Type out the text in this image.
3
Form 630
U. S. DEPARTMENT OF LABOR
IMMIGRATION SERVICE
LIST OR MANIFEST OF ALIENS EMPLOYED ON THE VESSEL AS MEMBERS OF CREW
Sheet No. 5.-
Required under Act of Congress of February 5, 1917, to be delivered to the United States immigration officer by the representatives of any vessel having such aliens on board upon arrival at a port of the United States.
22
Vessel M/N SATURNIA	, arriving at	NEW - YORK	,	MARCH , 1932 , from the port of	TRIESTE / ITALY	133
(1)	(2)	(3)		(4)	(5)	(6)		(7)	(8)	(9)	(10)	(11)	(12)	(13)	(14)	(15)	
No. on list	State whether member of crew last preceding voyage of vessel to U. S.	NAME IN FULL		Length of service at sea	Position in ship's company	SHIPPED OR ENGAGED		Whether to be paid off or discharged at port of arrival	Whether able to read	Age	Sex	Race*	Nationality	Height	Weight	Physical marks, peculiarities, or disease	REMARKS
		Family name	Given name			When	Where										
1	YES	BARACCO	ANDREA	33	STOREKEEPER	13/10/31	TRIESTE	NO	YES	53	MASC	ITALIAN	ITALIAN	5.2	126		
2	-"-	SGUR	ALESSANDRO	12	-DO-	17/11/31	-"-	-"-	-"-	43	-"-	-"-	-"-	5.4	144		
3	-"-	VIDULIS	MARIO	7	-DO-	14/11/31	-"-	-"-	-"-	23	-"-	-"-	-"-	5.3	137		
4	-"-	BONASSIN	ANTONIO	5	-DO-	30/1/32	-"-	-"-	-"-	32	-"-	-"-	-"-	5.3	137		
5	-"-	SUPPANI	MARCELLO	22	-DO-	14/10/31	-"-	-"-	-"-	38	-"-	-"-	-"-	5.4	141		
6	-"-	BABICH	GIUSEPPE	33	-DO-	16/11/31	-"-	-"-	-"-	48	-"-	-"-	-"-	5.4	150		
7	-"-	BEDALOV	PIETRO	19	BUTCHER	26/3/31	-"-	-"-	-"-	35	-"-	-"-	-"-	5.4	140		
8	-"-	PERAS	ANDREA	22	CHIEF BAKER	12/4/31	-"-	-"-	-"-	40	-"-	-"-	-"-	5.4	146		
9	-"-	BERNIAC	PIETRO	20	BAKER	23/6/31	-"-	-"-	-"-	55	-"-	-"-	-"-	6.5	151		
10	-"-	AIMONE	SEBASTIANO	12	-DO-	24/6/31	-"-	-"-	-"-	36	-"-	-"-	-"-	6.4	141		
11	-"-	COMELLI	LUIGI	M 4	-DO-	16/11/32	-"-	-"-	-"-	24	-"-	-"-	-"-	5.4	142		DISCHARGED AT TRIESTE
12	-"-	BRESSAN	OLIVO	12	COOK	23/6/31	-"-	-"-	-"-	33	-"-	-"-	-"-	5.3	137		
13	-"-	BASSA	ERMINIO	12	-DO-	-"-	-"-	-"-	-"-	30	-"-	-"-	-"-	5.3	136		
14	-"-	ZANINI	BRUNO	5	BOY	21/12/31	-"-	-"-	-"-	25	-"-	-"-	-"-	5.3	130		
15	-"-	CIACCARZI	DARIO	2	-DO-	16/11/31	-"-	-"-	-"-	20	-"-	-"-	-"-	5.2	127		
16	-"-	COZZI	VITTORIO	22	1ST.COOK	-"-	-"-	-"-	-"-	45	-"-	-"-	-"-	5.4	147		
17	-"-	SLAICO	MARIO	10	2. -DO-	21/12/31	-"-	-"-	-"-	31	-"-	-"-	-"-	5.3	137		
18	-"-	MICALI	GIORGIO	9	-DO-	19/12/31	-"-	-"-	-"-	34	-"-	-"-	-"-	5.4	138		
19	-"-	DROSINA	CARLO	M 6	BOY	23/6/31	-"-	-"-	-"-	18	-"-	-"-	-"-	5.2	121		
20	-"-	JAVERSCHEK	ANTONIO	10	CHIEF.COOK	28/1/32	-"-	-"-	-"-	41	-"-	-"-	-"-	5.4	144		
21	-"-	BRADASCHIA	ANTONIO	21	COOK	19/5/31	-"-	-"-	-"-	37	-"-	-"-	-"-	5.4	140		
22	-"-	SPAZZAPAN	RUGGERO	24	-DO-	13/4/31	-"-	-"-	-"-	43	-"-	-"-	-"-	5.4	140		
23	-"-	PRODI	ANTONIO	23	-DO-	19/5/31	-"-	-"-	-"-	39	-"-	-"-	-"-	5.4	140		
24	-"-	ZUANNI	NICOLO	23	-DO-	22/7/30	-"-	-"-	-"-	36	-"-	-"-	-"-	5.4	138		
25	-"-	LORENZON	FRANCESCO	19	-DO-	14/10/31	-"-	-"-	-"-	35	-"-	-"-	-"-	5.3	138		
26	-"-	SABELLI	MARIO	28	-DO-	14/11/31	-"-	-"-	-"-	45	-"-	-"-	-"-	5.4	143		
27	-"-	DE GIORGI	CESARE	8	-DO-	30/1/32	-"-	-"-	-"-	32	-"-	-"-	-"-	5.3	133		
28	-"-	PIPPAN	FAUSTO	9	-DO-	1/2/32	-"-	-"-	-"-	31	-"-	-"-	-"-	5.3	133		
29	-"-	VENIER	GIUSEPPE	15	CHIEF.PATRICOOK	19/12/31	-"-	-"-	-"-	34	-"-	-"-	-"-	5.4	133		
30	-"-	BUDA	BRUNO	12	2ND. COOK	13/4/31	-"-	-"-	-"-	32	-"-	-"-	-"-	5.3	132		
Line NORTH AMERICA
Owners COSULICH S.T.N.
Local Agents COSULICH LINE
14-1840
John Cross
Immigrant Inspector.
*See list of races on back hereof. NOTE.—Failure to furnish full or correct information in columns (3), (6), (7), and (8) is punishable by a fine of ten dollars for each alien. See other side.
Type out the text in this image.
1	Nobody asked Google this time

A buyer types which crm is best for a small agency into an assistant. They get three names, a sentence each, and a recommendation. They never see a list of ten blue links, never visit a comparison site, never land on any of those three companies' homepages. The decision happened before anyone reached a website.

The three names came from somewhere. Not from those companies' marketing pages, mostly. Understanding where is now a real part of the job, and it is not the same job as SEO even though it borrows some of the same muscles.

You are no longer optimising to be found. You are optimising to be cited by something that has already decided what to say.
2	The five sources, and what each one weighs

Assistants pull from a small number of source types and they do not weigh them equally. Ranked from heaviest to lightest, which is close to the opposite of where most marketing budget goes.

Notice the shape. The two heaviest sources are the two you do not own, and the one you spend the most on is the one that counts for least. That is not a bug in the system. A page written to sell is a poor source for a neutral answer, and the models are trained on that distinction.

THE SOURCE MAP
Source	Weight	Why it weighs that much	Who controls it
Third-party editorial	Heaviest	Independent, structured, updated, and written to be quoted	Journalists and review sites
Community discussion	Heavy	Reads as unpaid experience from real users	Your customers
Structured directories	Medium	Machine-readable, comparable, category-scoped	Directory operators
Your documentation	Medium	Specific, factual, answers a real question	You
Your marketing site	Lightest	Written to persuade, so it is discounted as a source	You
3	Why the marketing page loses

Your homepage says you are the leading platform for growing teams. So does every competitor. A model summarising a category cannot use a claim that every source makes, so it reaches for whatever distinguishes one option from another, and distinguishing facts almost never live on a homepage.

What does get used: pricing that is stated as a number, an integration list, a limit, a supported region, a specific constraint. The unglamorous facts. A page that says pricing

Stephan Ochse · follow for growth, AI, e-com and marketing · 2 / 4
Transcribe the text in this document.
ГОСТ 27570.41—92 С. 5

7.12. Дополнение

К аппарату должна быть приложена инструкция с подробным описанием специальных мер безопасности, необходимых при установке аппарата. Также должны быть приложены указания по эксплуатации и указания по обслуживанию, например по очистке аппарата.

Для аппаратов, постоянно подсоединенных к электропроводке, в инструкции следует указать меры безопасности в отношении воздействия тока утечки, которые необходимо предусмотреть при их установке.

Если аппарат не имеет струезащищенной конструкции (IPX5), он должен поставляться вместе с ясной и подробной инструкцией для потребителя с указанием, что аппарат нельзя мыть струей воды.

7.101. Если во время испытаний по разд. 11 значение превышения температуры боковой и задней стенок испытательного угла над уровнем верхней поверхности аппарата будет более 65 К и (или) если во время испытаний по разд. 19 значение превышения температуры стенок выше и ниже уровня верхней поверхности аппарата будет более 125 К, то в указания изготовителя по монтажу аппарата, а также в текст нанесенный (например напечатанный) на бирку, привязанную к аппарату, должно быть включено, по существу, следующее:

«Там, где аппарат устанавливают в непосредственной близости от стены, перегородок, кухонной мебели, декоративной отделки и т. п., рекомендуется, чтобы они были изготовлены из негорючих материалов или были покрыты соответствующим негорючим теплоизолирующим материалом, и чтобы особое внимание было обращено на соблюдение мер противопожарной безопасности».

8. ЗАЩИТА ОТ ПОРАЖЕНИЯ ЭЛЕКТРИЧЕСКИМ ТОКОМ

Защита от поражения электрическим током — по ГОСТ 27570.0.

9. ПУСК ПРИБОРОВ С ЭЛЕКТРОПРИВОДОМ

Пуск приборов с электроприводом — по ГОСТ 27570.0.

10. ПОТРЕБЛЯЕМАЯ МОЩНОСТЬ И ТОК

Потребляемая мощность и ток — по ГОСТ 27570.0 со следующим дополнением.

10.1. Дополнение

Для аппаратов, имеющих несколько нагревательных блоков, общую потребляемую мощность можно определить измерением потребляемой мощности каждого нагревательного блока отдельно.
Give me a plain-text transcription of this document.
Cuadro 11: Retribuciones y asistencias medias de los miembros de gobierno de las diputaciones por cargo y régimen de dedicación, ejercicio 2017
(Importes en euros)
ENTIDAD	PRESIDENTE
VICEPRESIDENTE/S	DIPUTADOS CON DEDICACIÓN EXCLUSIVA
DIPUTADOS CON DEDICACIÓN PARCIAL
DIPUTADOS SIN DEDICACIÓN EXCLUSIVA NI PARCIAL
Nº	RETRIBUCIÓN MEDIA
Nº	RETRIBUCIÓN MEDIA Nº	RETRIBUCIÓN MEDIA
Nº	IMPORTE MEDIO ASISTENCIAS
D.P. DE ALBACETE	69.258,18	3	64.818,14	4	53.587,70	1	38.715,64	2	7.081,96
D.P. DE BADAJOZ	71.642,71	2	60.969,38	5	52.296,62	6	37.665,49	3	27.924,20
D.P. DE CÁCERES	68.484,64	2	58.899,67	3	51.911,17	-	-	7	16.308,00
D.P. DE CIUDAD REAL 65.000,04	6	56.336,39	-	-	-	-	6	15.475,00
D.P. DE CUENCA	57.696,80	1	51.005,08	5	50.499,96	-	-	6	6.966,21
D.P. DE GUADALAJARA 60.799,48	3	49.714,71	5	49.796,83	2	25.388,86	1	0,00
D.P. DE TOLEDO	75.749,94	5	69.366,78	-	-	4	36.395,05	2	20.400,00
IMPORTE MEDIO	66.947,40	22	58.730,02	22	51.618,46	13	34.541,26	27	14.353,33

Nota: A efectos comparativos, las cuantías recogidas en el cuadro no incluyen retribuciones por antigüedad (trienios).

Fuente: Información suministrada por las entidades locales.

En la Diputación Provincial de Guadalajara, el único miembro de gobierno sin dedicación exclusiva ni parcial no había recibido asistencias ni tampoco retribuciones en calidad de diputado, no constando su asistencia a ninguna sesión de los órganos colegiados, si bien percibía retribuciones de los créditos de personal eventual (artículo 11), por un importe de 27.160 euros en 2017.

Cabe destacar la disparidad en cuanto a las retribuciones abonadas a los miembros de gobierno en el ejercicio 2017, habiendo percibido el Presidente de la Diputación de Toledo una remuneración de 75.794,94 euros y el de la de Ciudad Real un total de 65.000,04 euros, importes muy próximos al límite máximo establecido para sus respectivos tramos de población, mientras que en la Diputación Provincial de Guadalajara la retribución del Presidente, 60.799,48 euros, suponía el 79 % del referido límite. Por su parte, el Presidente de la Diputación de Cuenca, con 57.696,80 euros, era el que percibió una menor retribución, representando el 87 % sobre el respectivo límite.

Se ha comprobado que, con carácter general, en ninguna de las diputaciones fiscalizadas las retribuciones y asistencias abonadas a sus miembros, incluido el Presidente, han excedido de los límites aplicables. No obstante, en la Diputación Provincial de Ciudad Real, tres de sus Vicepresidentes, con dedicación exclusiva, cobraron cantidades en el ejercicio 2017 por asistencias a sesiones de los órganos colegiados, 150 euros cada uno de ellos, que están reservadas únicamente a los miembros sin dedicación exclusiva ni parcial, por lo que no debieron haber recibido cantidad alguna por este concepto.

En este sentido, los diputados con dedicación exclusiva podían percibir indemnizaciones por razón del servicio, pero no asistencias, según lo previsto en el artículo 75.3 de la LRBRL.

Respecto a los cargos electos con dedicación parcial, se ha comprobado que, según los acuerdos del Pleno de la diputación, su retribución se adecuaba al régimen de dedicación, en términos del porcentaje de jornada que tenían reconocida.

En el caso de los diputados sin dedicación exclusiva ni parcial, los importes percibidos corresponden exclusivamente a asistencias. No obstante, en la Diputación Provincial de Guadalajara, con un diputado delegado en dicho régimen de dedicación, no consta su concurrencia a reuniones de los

Problem
Where a line above contains the word "GIUSEPPE", copy that line.

Response
6	-"-	BABICH	GIUSEPPE	33	-DO-	16/11/31	-"-	-"-	-"-	48	-"-	-"-	-"-	5.4	150		
29	-"-	VENIER	GIUSEPPE	15	CHIEF.PATRICOOK	19/12/31	-"-	-"-	-"-	34	-"-	-"-	-"-	5.4	133		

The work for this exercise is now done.